[Data excerpts]

▼

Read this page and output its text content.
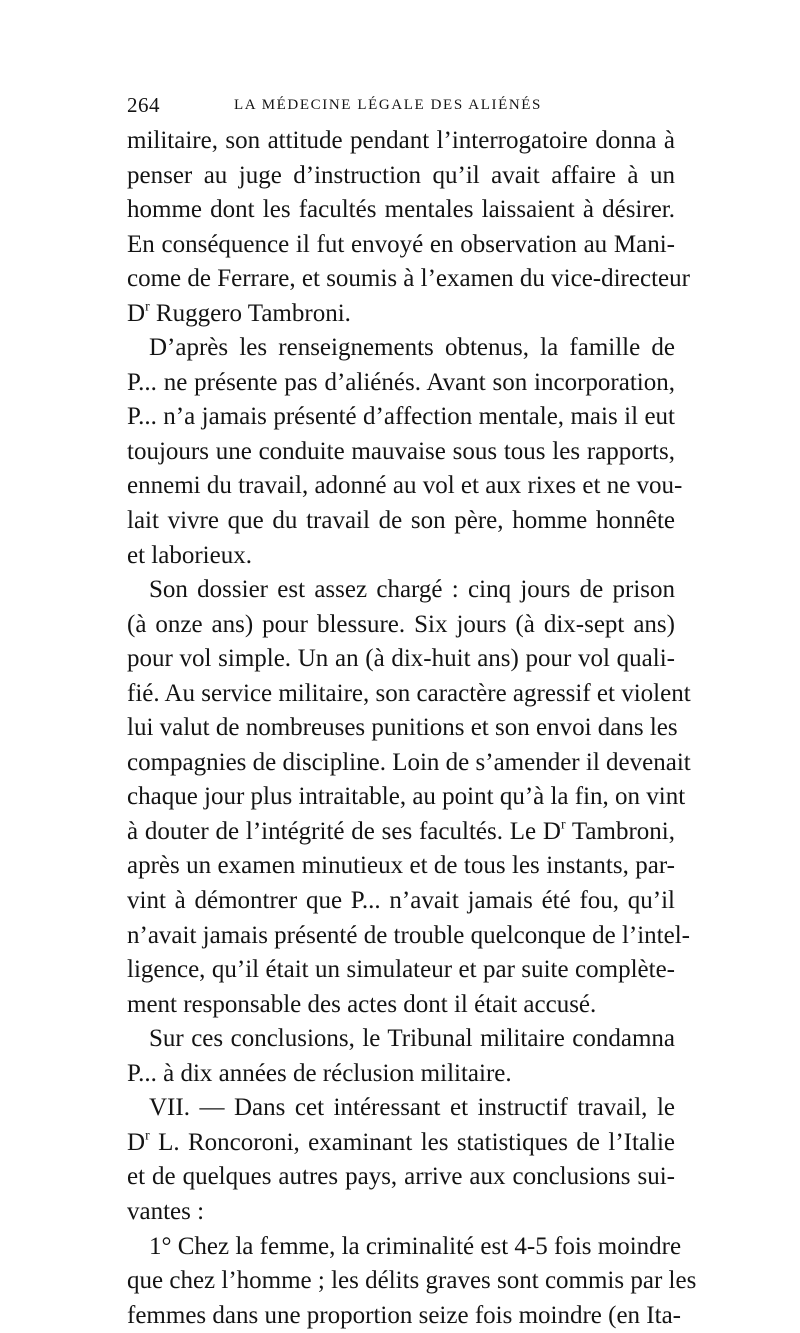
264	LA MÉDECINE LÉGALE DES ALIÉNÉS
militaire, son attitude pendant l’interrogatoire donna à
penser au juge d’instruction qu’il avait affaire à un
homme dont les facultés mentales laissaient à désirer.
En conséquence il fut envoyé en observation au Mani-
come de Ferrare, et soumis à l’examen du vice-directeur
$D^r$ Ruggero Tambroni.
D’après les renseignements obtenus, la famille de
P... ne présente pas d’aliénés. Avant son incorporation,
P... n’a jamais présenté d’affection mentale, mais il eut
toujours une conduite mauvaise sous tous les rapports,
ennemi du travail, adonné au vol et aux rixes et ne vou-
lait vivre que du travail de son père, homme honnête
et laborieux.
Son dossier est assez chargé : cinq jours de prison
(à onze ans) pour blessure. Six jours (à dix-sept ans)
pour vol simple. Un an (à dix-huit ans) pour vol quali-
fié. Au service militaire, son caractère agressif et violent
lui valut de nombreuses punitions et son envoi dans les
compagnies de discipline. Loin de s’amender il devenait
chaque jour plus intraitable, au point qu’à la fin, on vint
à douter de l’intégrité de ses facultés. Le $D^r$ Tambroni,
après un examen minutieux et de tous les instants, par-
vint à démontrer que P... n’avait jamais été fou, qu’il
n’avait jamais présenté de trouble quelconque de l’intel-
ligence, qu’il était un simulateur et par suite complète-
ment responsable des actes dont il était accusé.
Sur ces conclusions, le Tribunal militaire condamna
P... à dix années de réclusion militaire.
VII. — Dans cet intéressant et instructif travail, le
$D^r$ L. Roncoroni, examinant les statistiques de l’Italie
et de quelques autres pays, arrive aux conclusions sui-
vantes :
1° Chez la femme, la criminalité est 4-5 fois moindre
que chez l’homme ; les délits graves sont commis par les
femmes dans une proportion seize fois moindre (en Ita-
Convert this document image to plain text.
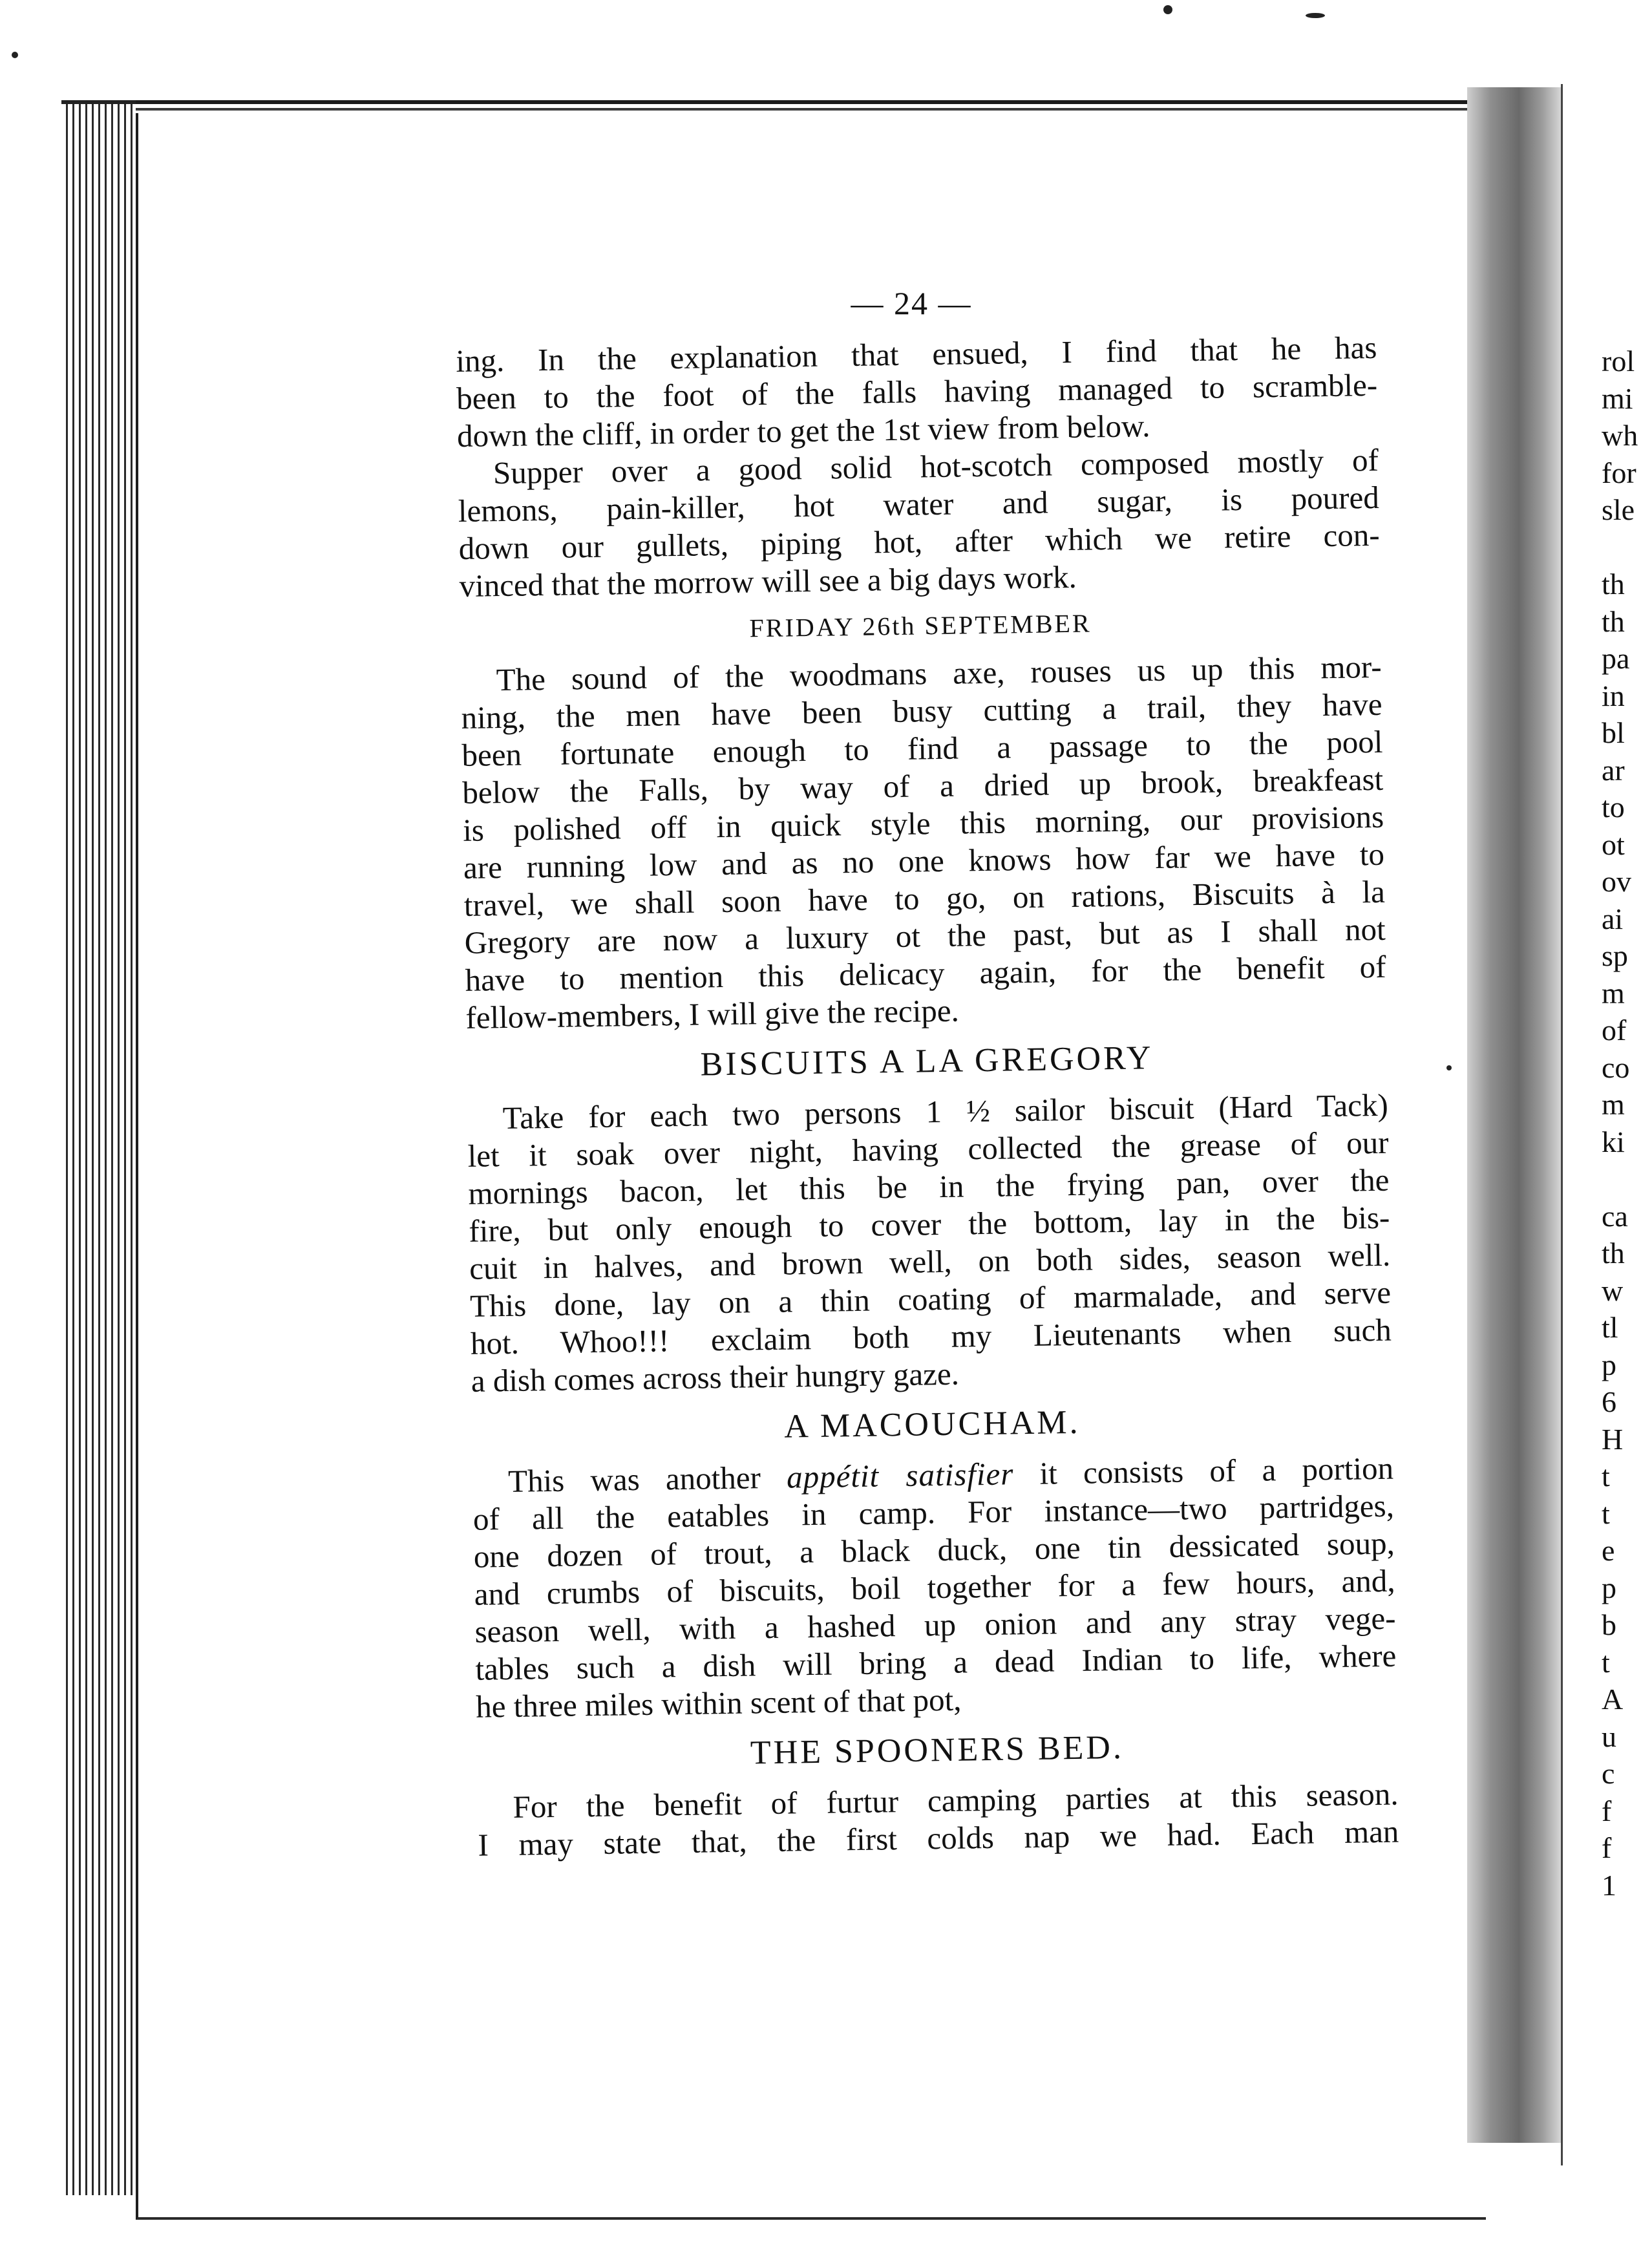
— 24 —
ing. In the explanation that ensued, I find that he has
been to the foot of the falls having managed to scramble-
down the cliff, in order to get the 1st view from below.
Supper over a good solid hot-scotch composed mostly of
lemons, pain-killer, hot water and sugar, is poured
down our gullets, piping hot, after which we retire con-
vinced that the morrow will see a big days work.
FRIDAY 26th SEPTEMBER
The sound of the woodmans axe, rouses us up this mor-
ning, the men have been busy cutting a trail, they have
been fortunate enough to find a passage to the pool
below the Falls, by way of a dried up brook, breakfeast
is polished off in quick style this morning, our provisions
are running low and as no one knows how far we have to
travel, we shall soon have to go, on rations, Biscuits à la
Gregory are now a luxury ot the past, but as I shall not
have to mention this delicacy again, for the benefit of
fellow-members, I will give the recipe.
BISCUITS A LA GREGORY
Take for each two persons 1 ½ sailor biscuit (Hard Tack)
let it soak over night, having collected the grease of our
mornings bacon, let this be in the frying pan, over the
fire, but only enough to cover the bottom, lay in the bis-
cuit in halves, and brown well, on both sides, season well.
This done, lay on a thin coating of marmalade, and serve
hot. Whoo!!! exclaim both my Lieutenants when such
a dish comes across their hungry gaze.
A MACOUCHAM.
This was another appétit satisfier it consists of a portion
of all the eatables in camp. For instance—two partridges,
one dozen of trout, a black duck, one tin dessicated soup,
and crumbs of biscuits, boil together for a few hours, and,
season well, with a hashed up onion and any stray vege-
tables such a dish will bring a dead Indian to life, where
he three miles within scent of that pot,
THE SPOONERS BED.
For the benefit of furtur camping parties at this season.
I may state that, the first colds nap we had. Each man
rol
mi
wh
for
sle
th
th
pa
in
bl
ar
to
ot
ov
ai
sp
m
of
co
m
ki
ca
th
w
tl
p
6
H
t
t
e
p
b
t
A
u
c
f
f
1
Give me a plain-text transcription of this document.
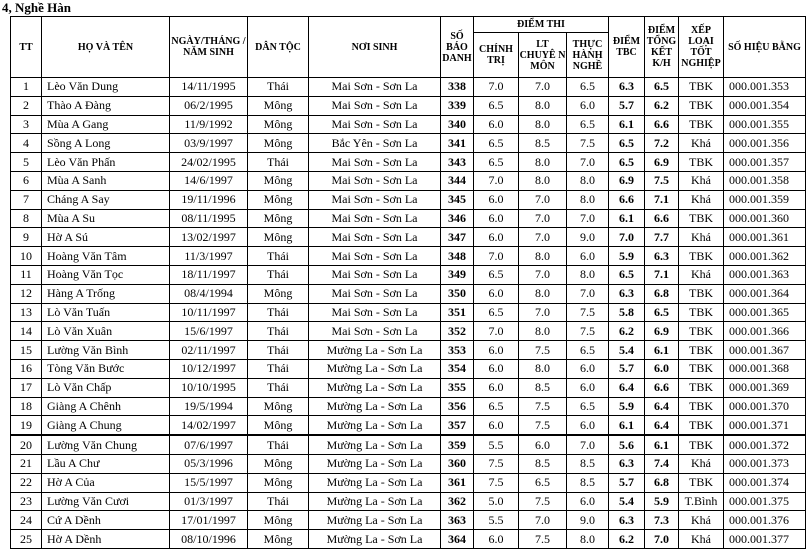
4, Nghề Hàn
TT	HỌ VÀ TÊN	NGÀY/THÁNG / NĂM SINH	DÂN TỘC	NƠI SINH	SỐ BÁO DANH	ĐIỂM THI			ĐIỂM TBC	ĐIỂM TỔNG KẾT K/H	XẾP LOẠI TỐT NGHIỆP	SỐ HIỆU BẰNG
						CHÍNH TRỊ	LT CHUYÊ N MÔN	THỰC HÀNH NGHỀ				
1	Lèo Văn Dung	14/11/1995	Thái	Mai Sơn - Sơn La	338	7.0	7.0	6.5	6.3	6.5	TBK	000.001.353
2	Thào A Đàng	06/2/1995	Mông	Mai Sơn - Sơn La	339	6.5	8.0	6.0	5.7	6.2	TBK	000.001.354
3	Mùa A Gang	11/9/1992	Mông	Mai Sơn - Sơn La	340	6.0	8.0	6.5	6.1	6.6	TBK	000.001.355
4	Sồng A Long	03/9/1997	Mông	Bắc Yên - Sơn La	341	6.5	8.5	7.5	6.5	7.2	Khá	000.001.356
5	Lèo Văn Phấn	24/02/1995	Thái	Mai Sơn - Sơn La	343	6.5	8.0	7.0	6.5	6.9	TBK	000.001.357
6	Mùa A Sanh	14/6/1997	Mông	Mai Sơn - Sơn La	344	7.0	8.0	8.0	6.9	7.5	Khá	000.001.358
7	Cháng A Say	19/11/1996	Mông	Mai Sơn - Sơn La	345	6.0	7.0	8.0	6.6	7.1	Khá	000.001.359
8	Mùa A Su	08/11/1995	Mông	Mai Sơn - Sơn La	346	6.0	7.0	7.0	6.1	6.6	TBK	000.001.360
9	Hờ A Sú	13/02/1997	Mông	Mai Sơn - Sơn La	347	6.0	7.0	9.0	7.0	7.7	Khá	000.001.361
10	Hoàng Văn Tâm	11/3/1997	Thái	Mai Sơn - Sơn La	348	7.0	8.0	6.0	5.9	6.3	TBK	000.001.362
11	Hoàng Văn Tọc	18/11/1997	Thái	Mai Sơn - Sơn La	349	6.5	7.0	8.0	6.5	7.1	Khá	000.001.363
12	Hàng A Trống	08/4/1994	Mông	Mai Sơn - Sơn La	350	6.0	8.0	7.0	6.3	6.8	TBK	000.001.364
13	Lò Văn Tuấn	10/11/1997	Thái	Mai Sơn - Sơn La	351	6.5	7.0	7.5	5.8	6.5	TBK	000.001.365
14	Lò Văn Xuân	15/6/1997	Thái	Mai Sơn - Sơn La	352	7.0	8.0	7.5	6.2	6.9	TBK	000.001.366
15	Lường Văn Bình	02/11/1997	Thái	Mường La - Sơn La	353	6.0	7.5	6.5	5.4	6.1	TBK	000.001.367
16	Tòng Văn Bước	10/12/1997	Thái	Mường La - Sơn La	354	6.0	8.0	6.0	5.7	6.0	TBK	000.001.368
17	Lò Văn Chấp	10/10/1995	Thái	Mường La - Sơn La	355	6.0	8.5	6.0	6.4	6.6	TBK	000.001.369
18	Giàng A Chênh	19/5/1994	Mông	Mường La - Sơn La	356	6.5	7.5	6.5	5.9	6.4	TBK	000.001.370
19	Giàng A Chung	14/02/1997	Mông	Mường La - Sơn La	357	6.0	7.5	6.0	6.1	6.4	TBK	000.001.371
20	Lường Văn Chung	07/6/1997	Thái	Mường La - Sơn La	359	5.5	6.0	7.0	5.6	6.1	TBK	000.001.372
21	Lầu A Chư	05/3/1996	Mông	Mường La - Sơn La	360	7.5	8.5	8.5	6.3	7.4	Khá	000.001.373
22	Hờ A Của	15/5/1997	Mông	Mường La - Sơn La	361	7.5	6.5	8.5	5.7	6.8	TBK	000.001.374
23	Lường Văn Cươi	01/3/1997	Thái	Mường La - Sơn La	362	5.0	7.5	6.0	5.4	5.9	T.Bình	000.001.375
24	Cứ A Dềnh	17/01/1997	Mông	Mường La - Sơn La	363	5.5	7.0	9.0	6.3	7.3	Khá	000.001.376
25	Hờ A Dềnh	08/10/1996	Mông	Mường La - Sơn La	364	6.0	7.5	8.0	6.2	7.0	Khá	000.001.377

▲

• TASK BRIEF: Find the word "having" in the data and show each line that holds it.

• RESULT FOR THIS EXERCISE:
been to the foot of the falls having managed to scramble-
let it soak over night, having collected the grease of our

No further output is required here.